(ENTRIES SUPPLIED):
• • • • •
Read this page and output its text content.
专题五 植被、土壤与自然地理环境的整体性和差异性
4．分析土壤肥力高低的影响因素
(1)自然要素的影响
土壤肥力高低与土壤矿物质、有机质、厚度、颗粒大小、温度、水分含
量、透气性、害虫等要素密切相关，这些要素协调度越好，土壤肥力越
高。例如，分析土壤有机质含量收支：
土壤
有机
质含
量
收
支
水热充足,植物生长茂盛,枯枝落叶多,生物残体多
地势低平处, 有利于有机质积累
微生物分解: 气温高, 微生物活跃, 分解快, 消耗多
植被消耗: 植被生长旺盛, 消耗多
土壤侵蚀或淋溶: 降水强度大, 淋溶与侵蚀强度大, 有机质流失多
• • • • •
(BRIEF):
Extract the listing in its entirety, matching it exactly.

(SOLUTION TO THIS TASK):
Read this page and output its text content.
专题五 植被、土壤与自然地理环境的整体性和差异性
4．分析土壤肥力高低的影响因素
(1)自然要素的影响
土壤肥力高低与土壤矿物质、有机质、厚度、颗粒大小、温度、水分含
量、透气性、害虫等要素密切相关，这些要素协调度越好，土壤肥力越
高。例如，分析土壤有机质含量收支：
土壤
有机
质含
量
收
支
水热充足,植物生长茂盛,枯枝落叶多,生物残体多
地势低平处, 有利于有机质积累
微生物分解: 气温高, 微生物活跃, 分解快, 消耗多
植被消耗: 植被生长旺盛, 消耗多
土壤侵蚀或淋溶: 降水强度大, 淋溶与侵蚀强度大, 有机质流失多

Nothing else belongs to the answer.